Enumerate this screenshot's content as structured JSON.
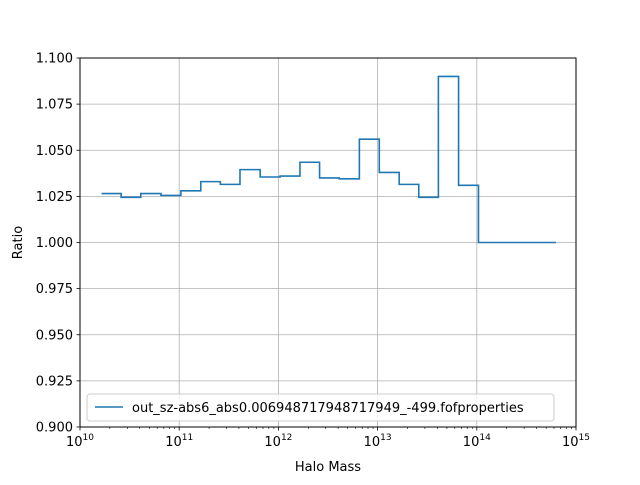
{
  "chart_data": {
    "type": "line",
    "step": "post",
    "xlabel": "Halo Mass",
    "ylabel": "Ratio",
    "xscale": "log",
    "xlim": [
      10000000000.0,
      1000000000000000.0
    ],
    "ylim": [
      0.9,
      1.1
    ],
    "grid": true,
    "legend_position": "lower-left",
    "x_ticks": [
      {
        "base": "10",
        "exp": "10",
        "value": 10000000000.0
      },
      {
        "base": "10",
        "exp": "11",
        "value": 100000000000.0
      },
      {
        "base": "10",
        "exp": "12",
        "value": 1000000000000.0
      },
      {
        "base": "10",
        "exp": "13",
        "value": 10000000000000.0
      },
      {
        "base": "10",
        "exp": "14",
        "value": 100000000000000.0
      },
      {
        "base": "10",
        "exp": "15",
        "value": 1000000000000000.0
      }
    ],
    "y_ticks": [
      "0.900",
      "0.925",
      "0.950",
      "0.975",
      "1.000",
      "1.025",
      "1.050",
      "1.075",
      "1.100"
    ],
    "series": [
      {
        "name": "out_sz-abs6_abs0.006948717948717949_-499.fofproperties",
        "color": "#1f77b4",
        "x": [
          16500000000.0,
          26000000000.0,
          41000000000.0,
          65500000000.0,
          104000000000.0,
          165000000000.0,
          260000000000.0,
          410000000000.0,
          655000000000.0,
          1040000000000.0,
          1650000000000.0,
          2600000000000.0,
          4100000000000.0,
          6550000000000.0,
          10400000000000.0,
          16500000000000.0,
          26000000000000.0,
          41000000000000.0,
          65500000000000.0,
          104000000000000.0,
          165000000000000.0,
          630000000000000.0
        ],
        "y": [
          1.0265,
          1.0245,
          1.0265,
          1.0255,
          1.028,
          1.033,
          1.0315,
          1.0395,
          1.0355,
          1.036,
          1.0435,
          1.035,
          1.0345,
          1.056,
          1.038,
          1.0315,
          1.0245,
          1.09,
          1.031,
          1.0,
          1.0,
          1.0
        ]
      }
    ]
  }
}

------------------------------

_Task_: Go through the listing above and quote it exactly, apart from its images.

_In response_:
Enumerate this screenshot's content as structured JSON.
{
  "chart_data": {
    "type": "line",
    "step": "post",
    "xlabel": "Halo Mass",
    "ylabel": "Ratio",
    "xscale": "log",
    "xlim": [
      10000000000.0,
      1000000000000000.0
    ],
    "ylim": [
      0.9,
      1.1
    ],
    "grid": true,
    "legend_position": "lower-left",
    "x_ticks": [
      {
        "base": "10",
        "exp": "10",
        "value": 10000000000.0
      },
      {
        "base": "10",
        "exp": "11",
        "value": 100000000000.0
      },
      {
        "base": "10",
        "exp": "12",
        "value": 1000000000000.0
      },
      {
        "base": "10",
        "exp": "13",
        "value": 10000000000000.0
      },
      {
        "base": "10",
        "exp": "14",
        "value": 100000000000000.0
      },
      {
        "base": "10",
        "exp": "15",
        "value": 1000000000000000.0
      }
    ],
    "y_ticks": [
      "0.900",
      "0.925",
      "0.950",
      "0.975",
      "1.000",
      "1.025",
      "1.050",
      "1.075",
      "1.100"
    ],
    "series": [
      {
        "name": "out_sz-abs6_abs0.006948717948717949_-499.fofproperties",
        "color": "#1f77b4",
        "x": [
          16500000000.0,
          26000000000.0,
          41000000000.0,
          65500000000.0,
          104000000000.0,
          165000000000.0,
          260000000000.0,
          410000000000.0,
          655000000000.0,
          1040000000000.0,
          1650000000000.0,
          2600000000000.0,
          4100000000000.0,
          6550000000000.0,
          10400000000000.0,
          16500000000000.0,
          26000000000000.0,
          41000000000000.0,
          65500000000000.0,
          104000000000000.0,
          165000000000000.0,
          630000000000000.0
        ],
        "y": [
          1.0265,
          1.0245,
          1.0265,
          1.0255,
          1.028,
          1.033,
          1.0315,
          1.0395,
          1.0355,
          1.036,
          1.0435,
          1.035,
          1.0345,
          1.056,
          1.038,
          1.0315,
          1.0245,
          1.09,
          1.031,
          1.0,
          1.0,
          1.0
        ]
      }
    ]
  }
}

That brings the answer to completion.